**Given request**
Reproduce every record exactly as it appears, but not the pictures.
=======
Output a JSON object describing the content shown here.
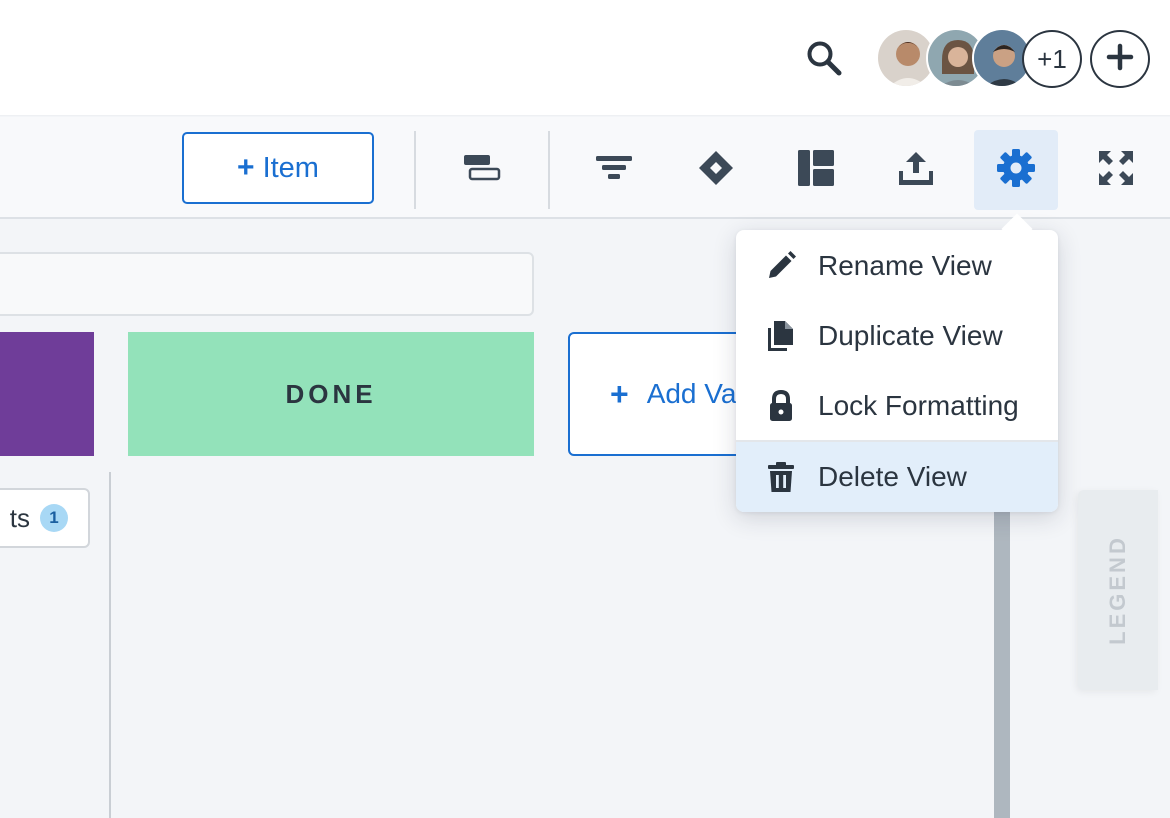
{
  "header": {
    "more_members": "+1"
  },
  "toolbar": {
    "item_button_label": "Item",
    "item_button_plus": "+"
  },
  "board": {
    "lane_done_label": "DONE",
    "add_value_plus": "+",
    "add_value_label": "Add Va",
    "chip_text": "ts",
    "chip_count": "1",
    "legend_label": "LEGEND",
    "lane_colors": {
      "purple": "#6f3d99",
      "done": "#93e2ba"
    }
  },
  "menu": {
    "items": [
      {
        "label": "Rename View",
        "icon": "pencil-icon"
      },
      {
        "label": "Duplicate View",
        "icon": "copy-icon"
      },
      {
        "label": "Lock Formatting",
        "icon": "lock-icon"
      },
      {
        "label": "Delete View",
        "icon": "trash-icon",
        "highlighted": true
      }
    ]
  },
  "theme": {
    "accent": "#1a6fd1",
    "icon_dark": "#3c4957"
  }
}
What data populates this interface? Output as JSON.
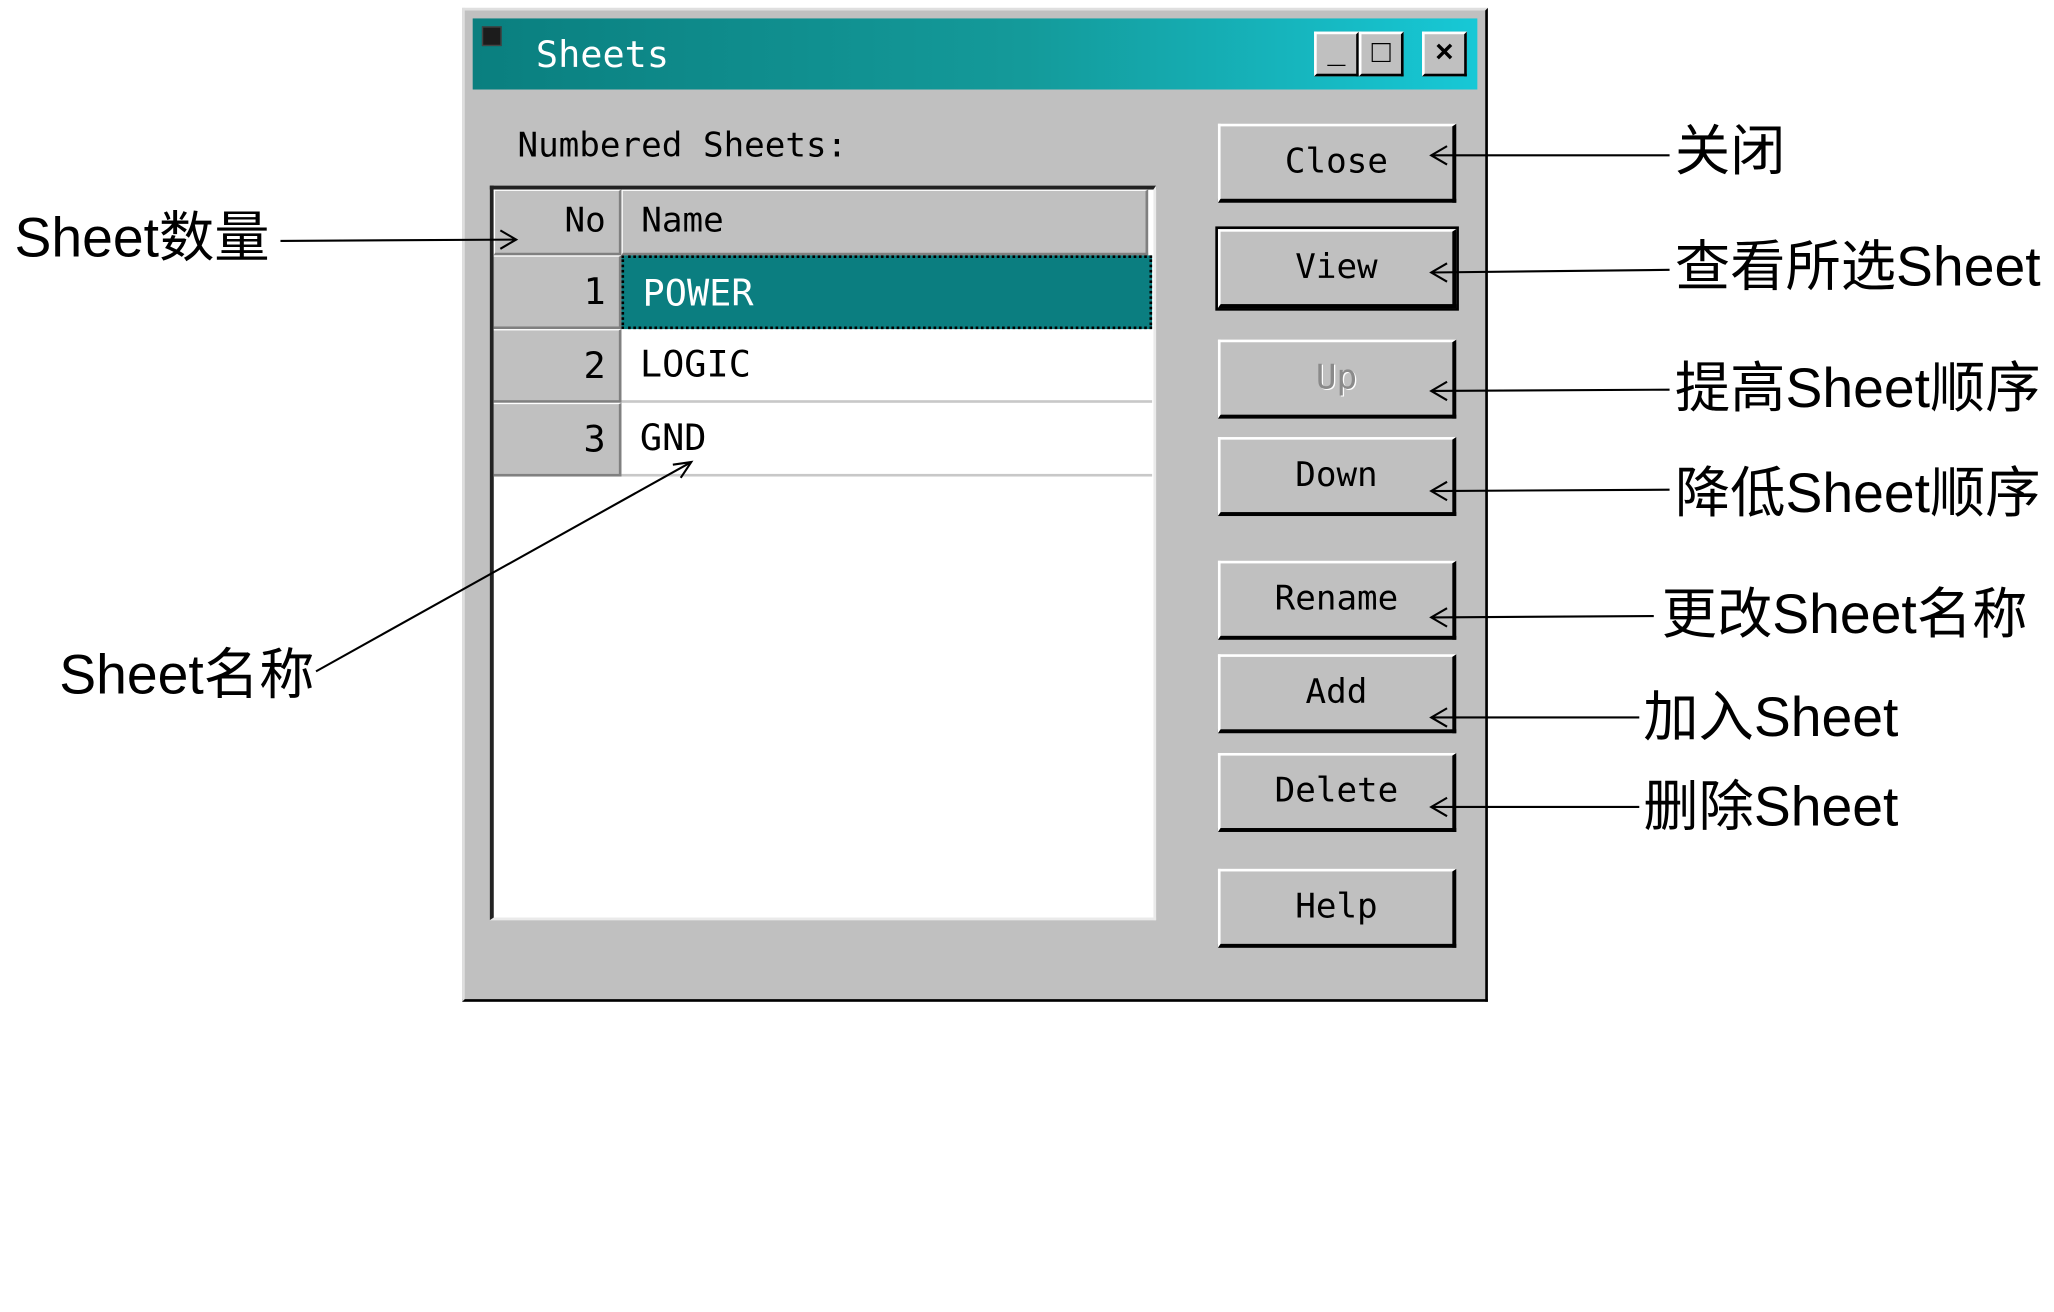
{
  "window": {
    "title": "Sheets"
  },
  "titlebar_buttons": {
    "minimize": "_",
    "maximize": "□",
    "close": "×"
  },
  "list_label": "Numbered Sheets:",
  "table": {
    "headers": {
      "no": "No",
      "name": "Name"
    },
    "rows": [
      {
        "no": "1",
        "name": "POWER",
        "selected": true
      },
      {
        "no": "2",
        "name": "LOGIC",
        "selected": false
      },
      {
        "no": "3",
        "name": "GND",
        "selected": false
      }
    ]
  },
  "buttons": {
    "close": "Close",
    "view": "View",
    "up": "Up",
    "down": "Down",
    "rename": "Rename",
    "add": "Add",
    "delete": "Delete",
    "help": "Help"
  },
  "annotations": {
    "sheet_count": "Sheet数量",
    "sheet_name": "Sheet名称",
    "close": "关闭",
    "view": "查看所选Sheet",
    "up": "提高Sheet顺序",
    "down": "降低Sheet顺序",
    "rename": "更改Sheet名称",
    "add": "加入Sheet",
    "delete": "删除Sheet"
  },
  "colors": {
    "titlebar_start": "#0a7f7f",
    "titlebar_end": "#17c8d6",
    "selection": "#0b7e80",
    "dialog_face": "#c0c0c0"
  }
}
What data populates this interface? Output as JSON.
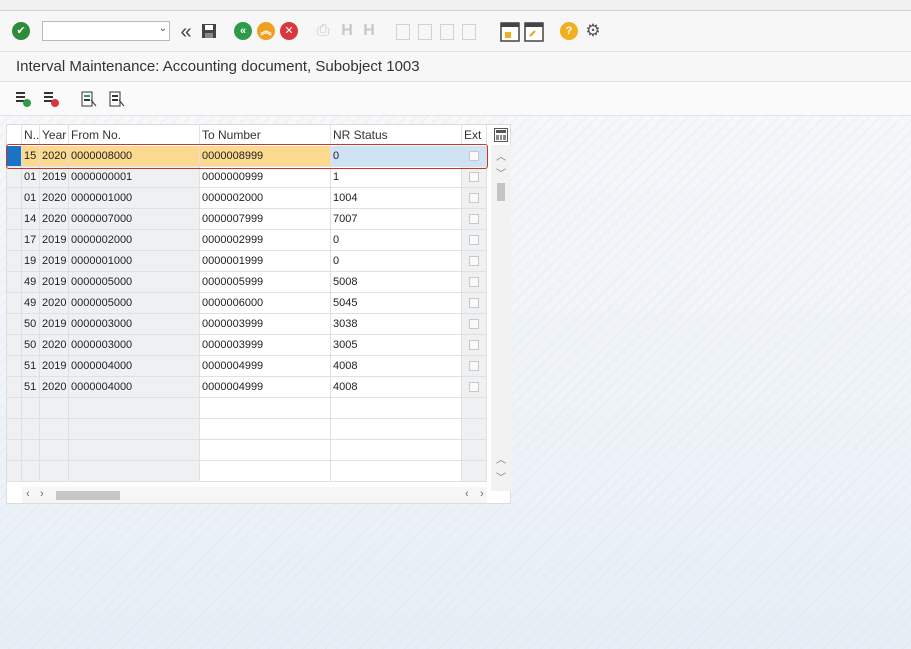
{
  "toolbar": {
    "command_placeholder": "",
    "icons": [
      "enter-check-icon",
      "back-double-icon",
      "save-icon",
      "back-icon",
      "exit-icon",
      "cancel-icon",
      "print-icon",
      "find-icon",
      "find-next-icon",
      "first-page-icon",
      "prev-page-icon",
      "next-page-icon",
      "last-page-icon",
      "create-session-icon",
      "shortcut-icon",
      "help-icon",
      "settings-icon"
    ]
  },
  "title": "Interval Maintenance: Accounting document, Subobject 1003",
  "app_toolbar": {
    "icons": [
      "insert-interval-icon",
      "delete-interval-icon",
      "change-status-icon",
      "detail-icon"
    ]
  },
  "table": {
    "headers": {
      "no": "N..",
      "year": "Year",
      "from": "From No.",
      "to": "To Number",
      "status": "NR Status",
      "ext": "Ext"
    },
    "rows": [
      {
        "no": "15",
        "year": "2020",
        "from": "0000008000",
        "to": "0000008999",
        "status": "0"
      },
      {
        "no": "01",
        "year": "2019",
        "from": "0000000001",
        "to": "0000000999",
        "status": "1"
      },
      {
        "no": "01",
        "year": "2020",
        "from": "0000001000",
        "to": "0000002000",
        "status": "1004"
      },
      {
        "no": "14",
        "year": "2020",
        "from": "0000007000",
        "to": "0000007999",
        "status": "7007"
      },
      {
        "no": "17",
        "year": "2019",
        "from": "0000002000",
        "to": "0000002999",
        "status": "0"
      },
      {
        "no": "19",
        "year": "2019",
        "from": "0000001000",
        "to": "0000001999",
        "status": "0"
      },
      {
        "no": "49",
        "year": "2019",
        "from": "0000005000",
        "to": "0000005999",
        "status": "5008"
      },
      {
        "no": "49",
        "year": "2020",
        "from": "0000005000",
        "to": "0000006000",
        "status": "5045"
      },
      {
        "no": "50",
        "year": "2019",
        "from": "0000003000",
        "to": "0000003999",
        "status": "3038"
      },
      {
        "no": "50",
        "year": "2020",
        "from": "0000003000",
        "to": "0000003999",
        "status": "3005"
      },
      {
        "no": "51",
        "year": "2019",
        "from": "0000004000",
        "to": "0000004999",
        "status": "4008"
      },
      {
        "no": "51",
        "year": "2020",
        "from": "0000004000",
        "to": "0000004999",
        "status": "4008"
      }
    ]
  },
  "colors": {
    "selected_row": "#fbd98f",
    "editing_cell": "#cfe3f5",
    "highlight_border": "#c0392b",
    "check_green": "#2e8b3a",
    "nav_green": "#2e9b4a",
    "nav_orange": "#f0a020",
    "nav_red": "#d9363e",
    "help_yellow": "#f0b020"
  }
}
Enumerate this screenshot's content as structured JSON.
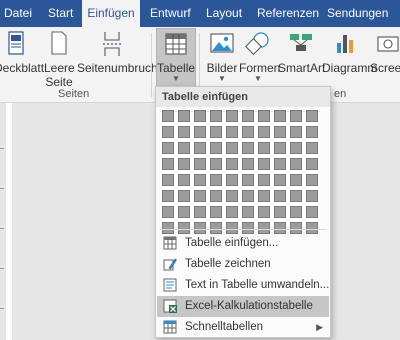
{
  "tabs": [
    {
      "label": "Datei"
    },
    {
      "label": "Start"
    },
    {
      "label": "Einfügen"
    },
    {
      "label": "Entwurf"
    },
    {
      "label": "Layout"
    },
    {
      "label": "Referenzen"
    },
    {
      "label": "Sendungen"
    }
  ],
  "active_tab": "Einfügen",
  "ribbon": {
    "deckblatt": "Deckblatt",
    "leere_seite_1": "Leere",
    "leere_seite_2": "Seite",
    "seitenumbruch": "Seitenumbruch",
    "tabelle": "Tabelle",
    "bilder": "Bilder",
    "formen": "Formen",
    "smartart": "SmartArt",
    "diagramm": "Diagramm",
    "screen": "Screen",
    "group_seiten": "Seiten",
    "group_ill": "en"
  },
  "dropdown": {
    "header": "Tabelle einfügen",
    "grid_rows": 8,
    "grid_cols": 10,
    "items": [
      {
        "label": "Tabelle einfügen...",
        "icon": "table-icon"
      },
      {
        "label": "Tabelle zeichnen",
        "icon": "pencil-icon"
      },
      {
        "label": "Text in Tabelle umwandeln...",
        "icon": "convert-icon"
      },
      {
        "label": "Excel-Kalkulationstabelle",
        "icon": "excel-icon"
      },
      {
        "label": "Schnelltabellen",
        "icon": "quick-table-icon",
        "submenu": true
      }
    ]
  },
  "colors": {
    "tabbar": "#2b579a",
    "ribbon": "#f3f3f3",
    "excel_green": "#217346"
  }
}
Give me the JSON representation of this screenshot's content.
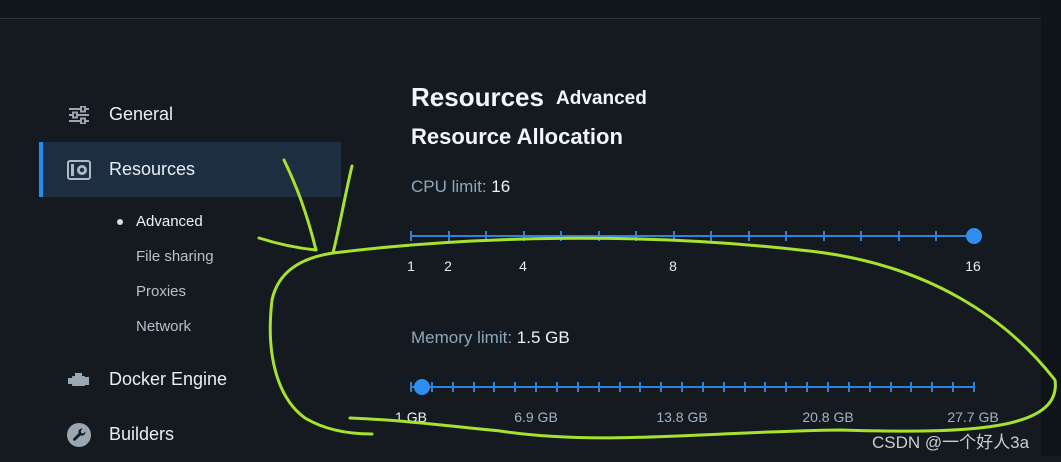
{
  "sidebar": {
    "items": [
      {
        "label": "General",
        "icon": "sliders-icon"
      },
      {
        "label": "Resources",
        "icon": "resources-icon",
        "active": true
      },
      {
        "label": "Docker Engine",
        "icon": "engine-icon"
      },
      {
        "label": "Builders",
        "icon": "wrench-icon"
      }
    ],
    "sub_items": [
      "Advanced",
      "File sharing",
      "Proxies",
      "Network"
    ]
  },
  "main": {
    "title": "Resources",
    "tab": "Advanced",
    "subtitle": "Resource Allocation",
    "cpu": {
      "label": "CPU limit:",
      "value": "16",
      "tick_labels": [
        "1",
        "2",
        "4",
        "8",
        "16"
      ],
      "min": 1,
      "max": 16,
      "current": 16
    },
    "memory": {
      "label": "Memory limit:",
      "value": "1.5 GB",
      "tick_labels": [
        "1 GB",
        "6.9 GB",
        "13.8 GB",
        "20.8 GB",
        "27.7 GB"
      ],
      "min_gb": 1,
      "max_gb": 27.7,
      "current_gb": 1.5
    }
  },
  "watermark": "CSDN @一个好人3a",
  "colors": {
    "accent": "#1f8ef1",
    "annotation": "#a6e22e",
    "background": "#141a1f",
    "sidebar_active": "#1c2e40"
  }
}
=======
**Correct answer**
Output a JSON object describing the content shown here.
{
  "header": {
    "more_members": "+1"
  },
  "toolbar": {
    "item_button_label": "Item",
    "item_button_plus": "+"
  },
  "board": {
    "lane_done_label": "DONE",
    "add_value_plus": "+",
    "add_value_label": "Add Va",
    "chip_text": "ts",
    "chip_count": "1",
    "legend_label": "LEGEND",
    "lane_colors": {
      "purple": "#6f3d99",
      "done": "#93e2ba"
    }
  },
  "menu": {
    "items": [
      {
        "label": "Rename View",
        "icon": "pencil-icon"
      },
      {
        "label": "Duplicate View",
        "icon": "copy-icon"
      },
      {
        "label": "Lock Formatting",
        "icon": "lock-icon"
      },
      {
        "label": "Delete View",
        "icon": "trash-icon",
        "highlighted": true
      }
    ]
  },
  "theme": {
    "accent": "#1a6fd1",
    "icon_dark": "#3c4957"
  }
}
What data populates this interface? Output as JSON.
{
  "window": {
    "title": "Sheets"
  },
  "titlebar_buttons": {
    "minimize": "_",
    "maximize": "□",
    "close": "×"
  },
  "list_label": "Numbered Sheets:",
  "table": {
    "headers": {
      "no": "No",
      "name": "Name"
    },
    "rows": [
      {
        "no": "1",
        "name": "POWER",
        "selected": true
      },
      {
        "no": "2",
        "name": "LOGIC",
        "selected": false
      },
      {
        "no": "3",
        "name": "GND",
        "selected": false
      }
    ]
  },
  "buttons": {
    "close": "Close",
    "view": "View",
    "up": "Up",
    "down": "Down",
    "rename": "Rename",
    "add": "Add",
    "delete": "Delete",
    "help": "Help"
  },
  "annotations": {
    "sheet_count": "Sheet数量",
    "sheet_name": "Sheet名称",
    "close": "关闭",
    "view": "查看所选Sheet",
    "up": "提高Sheet顺序",
    "down": "降低Sheet顺序",
    "rename": "更改Sheet名称",
    "add": "加入Sheet",
    "delete": "删除Sheet"
  },
  "colors": {
    "titlebar_start": "#0a7f7f",
    "titlebar_end": "#17c8d6",
    "selection": "#0b7e80",
    "dialog_face": "#c0c0c0"
  }
}
What data populates this interface? Output as JSON.
{
  "toolbar": {
    "command_placeholder": "",
    "icons": [
      "enter-check-icon",
      "back-double-icon",
      "save-icon",
      "back-icon",
      "exit-icon",
      "cancel-icon",
      "print-icon",
      "find-icon",
      "find-next-icon",
      "first-page-icon",
      "prev-page-icon",
      "next-page-icon",
      "last-page-icon",
      "create-session-icon",
      "shortcut-icon",
      "help-icon",
      "settings-icon"
    ]
  },
  "title": "Interval Maintenance: Accounting document, Subobject 1003",
  "app_toolbar": {
    "icons": [
      "insert-interval-icon",
      "delete-interval-icon",
      "change-status-icon",
      "detail-icon"
    ]
  },
  "table": {
    "headers": {
      "no": "N..",
      "year": "Year",
      "from": "From No.",
      "to": "To Number",
      "status": "NR Status",
      "ext": "Ext"
    },
    "rows": [
      {
        "no": "15",
        "year": "2020",
        "from": "0000008000",
        "to": "0000008999",
        "status": "0"
      },
      {
        "no": "01",
        "year": "2019",
        "from": "0000000001",
        "to": "0000000999",
        "status": "1"
      },
      {
        "no": "01",
        "year": "2020",
        "from": "0000001000",
        "to": "0000002000",
        "status": "1004"
      },
      {
        "no": "14",
        "year": "2020",
        "from": "0000007000",
        "to": "0000007999",
        "status": "7007"
      },
      {
        "no": "17",
        "year": "2019",
        "from": "0000002000",
        "to": "0000002999",
        "status": "0"
      },
      {
        "no": "19",
        "year": "2019",
        "from": "0000001000",
        "to": "0000001999",
        "status": "0"
      },
      {
        "no": "49",
        "year": "2019",
        "from": "0000005000",
        "to": "0000005999",
        "status": "5008"
      },
      {
        "no": "49",
        "year": "2020",
        "from": "0000005000",
        "to": "0000006000",
        "status": "5045"
      },
      {
        "no": "50",
        "year": "2019",
        "from": "0000003000",
        "to": "0000003999",
        "status": "3038"
      },
      {
        "no": "50",
        "year": "2020",
        "from": "0000003000",
        "to": "0000003999",
        "status": "3005"
      },
      {
        "no": "51",
        "year": "2019",
        "from": "0000004000",
        "to": "0000004999",
        "status": "4008"
      },
      {
        "no": "51",
        "year": "2020",
        "from": "0000004000",
        "to": "0000004999",
        "status": "4008"
      }
    ]
  },
  "colors": {
    "selected_row": "#fbd98f",
    "editing_cell": "#cfe3f5",
    "highlight_border": "#c0392b",
    "check_green": "#2e8b3a",
    "nav_green": "#2e9b4a",
    "nav_orange": "#f0a020",
    "nav_red": "#d9363e",
    "help_yellow": "#f0b020"
  }
}
Enumerate this screenshot's content as structured JSON.
{
  "tabs": [
    {
      "label": "Datei"
    },
    {
      "label": "Start"
    },
    {
      "label": "Einfügen"
    },
    {
      "label": "Entwurf"
    },
    {
      "label": "Layout"
    },
    {
      "label": "Referenzen"
    },
    {
      "label": "Sendungen"
    }
  ],
  "active_tab": "Einfügen",
  "ribbon": {
    "deckblatt": "Deckblatt",
    "leere_seite_1": "Leere",
    "leere_seite_2": "Seite",
    "seitenumbruch": "Seitenumbruch",
    "tabelle": "Tabelle",
    "bilder": "Bilder",
    "formen": "Formen",
    "smartart": "SmartArt",
    "diagramm": "Diagramm",
    "screen": "Screen",
    "group_seiten": "Seiten",
    "group_ill": "en"
  },
  "dropdown": {
    "header": "Tabelle einfügen",
    "grid_rows": 8,
    "grid_cols": 10,
    "items": [
      {
        "label": "Tabelle einfügen...",
        "icon": "table-icon"
      },
      {
        "label": "Tabelle zeichnen",
        "icon": "pencil-icon"
      },
      {
        "label": "Text in Tabelle umwandeln...",
        "icon": "convert-icon"
      },
      {
        "label": "Excel-Kalkulationstabelle",
        "icon": "excel-icon"
      },
      {
        "label": "Schnelltabellen",
        "icon": "quick-table-icon",
        "submenu": true
      }
    ]
  },
  "colors": {
    "tabbar": "#2b579a",
    "ribbon": "#f3f3f3",
    "excel_green": "#217346"
  }
}
Give me the JSON representation of this screenshot's content.
{
  "sidebar": {
    "items": [
      {
        "label": "General",
        "icon": "sliders-icon"
      },
      {
        "label": "Resources",
        "icon": "resources-icon",
        "active": true
      },
      {
        "label": "Docker Engine",
        "icon": "engine-icon"
      },
      {
        "label": "Builders",
        "icon": "wrench-icon"
      }
    ],
    "sub_items": [
      "Advanced",
      "File sharing",
      "Proxies",
      "Network"
    ]
  },
  "main": {
    "title": "Resources",
    "tab": "Advanced",
    "subtitle": "Resource Allocation",
    "cpu": {
      "label": "CPU limit:",
      "value": "16",
      "tick_labels": [
        "1",
        "2",
        "4",
        "8",
        "16"
      ],
      "min": 1,
      "max": 16,
      "current": 16
    },
    "memory": {
      "label": "Memory limit:",
      "value": "1.5 GB",
      "tick_labels": [
        "1 GB",
        "6.9 GB",
        "13.8 GB",
        "20.8 GB",
        "27.7 GB"
      ],
      "min_gb": 1,
      "max_gb": 27.7,
      "current_gb": 1.5
    }
  },
  "watermark": "CSDN @一个好人3a",
  "colors": {
    "accent": "#1f8ef1",
    "annotation": "#a6e22e",
    "background": "#141a1f",
    "sidebar_active": "#1c2e40"
  }
}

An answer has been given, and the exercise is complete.